* Do this
Below is a block of records. Copy every line in it that contains the word "selected".

* Excerpted records

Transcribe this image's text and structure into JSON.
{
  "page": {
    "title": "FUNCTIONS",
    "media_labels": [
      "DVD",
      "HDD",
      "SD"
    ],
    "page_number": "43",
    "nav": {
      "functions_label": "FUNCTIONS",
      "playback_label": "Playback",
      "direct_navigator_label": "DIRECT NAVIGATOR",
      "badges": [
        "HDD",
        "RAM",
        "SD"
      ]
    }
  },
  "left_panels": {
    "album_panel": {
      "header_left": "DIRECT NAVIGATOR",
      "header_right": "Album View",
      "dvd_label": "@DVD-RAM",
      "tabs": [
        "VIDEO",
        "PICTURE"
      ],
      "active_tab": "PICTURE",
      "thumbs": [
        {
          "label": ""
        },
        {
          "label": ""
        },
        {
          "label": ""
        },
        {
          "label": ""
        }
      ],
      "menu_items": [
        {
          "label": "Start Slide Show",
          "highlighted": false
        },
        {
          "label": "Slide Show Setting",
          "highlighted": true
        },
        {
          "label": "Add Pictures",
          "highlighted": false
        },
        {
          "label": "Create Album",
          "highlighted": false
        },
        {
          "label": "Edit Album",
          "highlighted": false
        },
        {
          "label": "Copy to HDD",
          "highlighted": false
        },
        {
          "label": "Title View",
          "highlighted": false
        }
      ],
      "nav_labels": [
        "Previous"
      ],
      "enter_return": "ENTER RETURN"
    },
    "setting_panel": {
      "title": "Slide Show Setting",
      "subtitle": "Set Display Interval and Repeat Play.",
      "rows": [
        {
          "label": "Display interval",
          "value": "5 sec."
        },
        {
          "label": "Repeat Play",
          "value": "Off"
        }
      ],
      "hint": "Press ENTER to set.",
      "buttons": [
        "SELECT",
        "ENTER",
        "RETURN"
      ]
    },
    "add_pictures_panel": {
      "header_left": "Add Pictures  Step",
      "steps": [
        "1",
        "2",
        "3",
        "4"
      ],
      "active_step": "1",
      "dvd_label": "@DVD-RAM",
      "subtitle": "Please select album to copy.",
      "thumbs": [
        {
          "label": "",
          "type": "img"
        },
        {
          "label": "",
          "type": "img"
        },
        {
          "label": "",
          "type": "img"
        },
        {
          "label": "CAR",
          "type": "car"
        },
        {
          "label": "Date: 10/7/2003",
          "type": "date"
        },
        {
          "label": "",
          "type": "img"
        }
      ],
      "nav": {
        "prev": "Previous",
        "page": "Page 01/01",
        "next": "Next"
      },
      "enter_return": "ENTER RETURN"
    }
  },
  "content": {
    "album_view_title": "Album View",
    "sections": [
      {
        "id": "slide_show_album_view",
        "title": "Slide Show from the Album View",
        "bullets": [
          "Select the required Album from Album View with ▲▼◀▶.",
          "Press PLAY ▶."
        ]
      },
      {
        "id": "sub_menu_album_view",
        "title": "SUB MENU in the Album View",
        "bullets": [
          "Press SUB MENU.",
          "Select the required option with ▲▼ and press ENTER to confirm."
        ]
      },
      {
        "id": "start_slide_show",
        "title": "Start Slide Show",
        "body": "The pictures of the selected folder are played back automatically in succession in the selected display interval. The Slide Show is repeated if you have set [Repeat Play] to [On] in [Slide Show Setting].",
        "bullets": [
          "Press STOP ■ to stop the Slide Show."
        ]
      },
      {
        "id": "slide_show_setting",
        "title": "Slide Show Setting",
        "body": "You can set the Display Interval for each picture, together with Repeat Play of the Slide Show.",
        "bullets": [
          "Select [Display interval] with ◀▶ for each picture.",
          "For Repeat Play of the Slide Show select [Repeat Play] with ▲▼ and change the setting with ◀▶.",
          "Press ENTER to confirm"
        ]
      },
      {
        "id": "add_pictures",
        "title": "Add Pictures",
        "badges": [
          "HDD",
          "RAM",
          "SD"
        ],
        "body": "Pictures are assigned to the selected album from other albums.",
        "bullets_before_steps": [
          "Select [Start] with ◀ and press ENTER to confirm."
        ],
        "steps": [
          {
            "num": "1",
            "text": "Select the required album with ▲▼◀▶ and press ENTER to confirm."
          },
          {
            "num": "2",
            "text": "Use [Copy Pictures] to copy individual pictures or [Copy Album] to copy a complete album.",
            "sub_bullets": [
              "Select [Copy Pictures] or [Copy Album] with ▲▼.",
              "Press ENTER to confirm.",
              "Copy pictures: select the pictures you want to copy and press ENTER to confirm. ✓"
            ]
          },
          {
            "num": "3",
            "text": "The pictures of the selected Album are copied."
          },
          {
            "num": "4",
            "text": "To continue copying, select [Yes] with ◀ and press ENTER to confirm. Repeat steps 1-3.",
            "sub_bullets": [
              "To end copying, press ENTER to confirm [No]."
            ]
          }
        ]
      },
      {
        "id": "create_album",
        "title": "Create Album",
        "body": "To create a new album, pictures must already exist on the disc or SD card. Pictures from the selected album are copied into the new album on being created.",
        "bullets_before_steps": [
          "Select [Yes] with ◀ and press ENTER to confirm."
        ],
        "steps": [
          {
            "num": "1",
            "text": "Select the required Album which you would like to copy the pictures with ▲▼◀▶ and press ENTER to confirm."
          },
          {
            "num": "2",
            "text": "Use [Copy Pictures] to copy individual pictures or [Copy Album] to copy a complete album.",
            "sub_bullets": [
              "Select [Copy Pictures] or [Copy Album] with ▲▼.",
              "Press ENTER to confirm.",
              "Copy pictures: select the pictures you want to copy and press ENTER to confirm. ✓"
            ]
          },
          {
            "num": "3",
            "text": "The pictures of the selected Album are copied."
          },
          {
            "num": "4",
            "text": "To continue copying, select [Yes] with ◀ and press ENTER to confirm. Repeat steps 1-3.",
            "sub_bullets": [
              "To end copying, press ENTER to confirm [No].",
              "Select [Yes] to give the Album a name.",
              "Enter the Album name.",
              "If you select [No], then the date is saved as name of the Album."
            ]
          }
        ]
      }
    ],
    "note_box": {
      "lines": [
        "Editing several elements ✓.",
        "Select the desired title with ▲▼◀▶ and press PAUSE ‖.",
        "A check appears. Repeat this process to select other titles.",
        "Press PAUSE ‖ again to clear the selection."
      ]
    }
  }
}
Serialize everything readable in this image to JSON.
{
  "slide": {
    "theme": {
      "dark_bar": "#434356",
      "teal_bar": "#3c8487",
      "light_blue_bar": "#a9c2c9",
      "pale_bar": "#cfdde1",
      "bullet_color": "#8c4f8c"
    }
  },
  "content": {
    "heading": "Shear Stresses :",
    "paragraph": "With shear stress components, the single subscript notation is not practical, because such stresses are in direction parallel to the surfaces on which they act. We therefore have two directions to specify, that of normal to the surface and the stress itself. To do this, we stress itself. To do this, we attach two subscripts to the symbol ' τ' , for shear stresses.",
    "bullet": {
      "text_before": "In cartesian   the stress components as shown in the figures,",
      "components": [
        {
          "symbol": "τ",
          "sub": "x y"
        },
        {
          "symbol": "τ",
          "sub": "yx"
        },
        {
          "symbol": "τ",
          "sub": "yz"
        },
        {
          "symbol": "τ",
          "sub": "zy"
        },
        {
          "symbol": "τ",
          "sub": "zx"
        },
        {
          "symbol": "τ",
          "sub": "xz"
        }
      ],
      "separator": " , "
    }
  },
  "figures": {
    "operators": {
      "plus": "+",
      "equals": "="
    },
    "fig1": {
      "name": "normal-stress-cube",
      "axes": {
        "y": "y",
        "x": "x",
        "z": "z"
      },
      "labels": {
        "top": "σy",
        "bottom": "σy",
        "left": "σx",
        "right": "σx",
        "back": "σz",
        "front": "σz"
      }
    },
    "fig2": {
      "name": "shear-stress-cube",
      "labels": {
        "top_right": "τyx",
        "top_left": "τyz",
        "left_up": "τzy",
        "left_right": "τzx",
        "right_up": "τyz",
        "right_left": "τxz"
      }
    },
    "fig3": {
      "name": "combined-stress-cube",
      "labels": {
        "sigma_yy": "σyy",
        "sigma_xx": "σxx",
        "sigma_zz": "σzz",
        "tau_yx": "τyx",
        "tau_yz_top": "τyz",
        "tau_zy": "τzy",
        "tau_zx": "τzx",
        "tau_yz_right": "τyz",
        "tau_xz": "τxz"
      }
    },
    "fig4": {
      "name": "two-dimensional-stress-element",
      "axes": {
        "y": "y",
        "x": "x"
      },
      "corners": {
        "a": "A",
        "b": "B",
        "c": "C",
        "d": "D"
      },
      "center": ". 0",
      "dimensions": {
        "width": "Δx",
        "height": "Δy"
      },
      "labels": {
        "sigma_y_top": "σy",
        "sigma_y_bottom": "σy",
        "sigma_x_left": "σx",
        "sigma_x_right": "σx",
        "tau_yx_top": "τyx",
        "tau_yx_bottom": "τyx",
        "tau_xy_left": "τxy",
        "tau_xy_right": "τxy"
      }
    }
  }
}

* Response below
        "body": "The pictures of the selected folder are played back automatically in succession in the selected display interval. The Slide Show is repeated if you have set [Repeat Play] to [On] in [Slide Show Setting].",
        "body": "Pictures are assigned to the selected album from other albums.",
            "text": "The pictures of the selected Album are copied."
        "body": "To create a new album, pictures must already exist on the disc or SD card. Pictures from the selected album are copied into the new album on being created.",
            "text": "The pictures of the selected Album are copied."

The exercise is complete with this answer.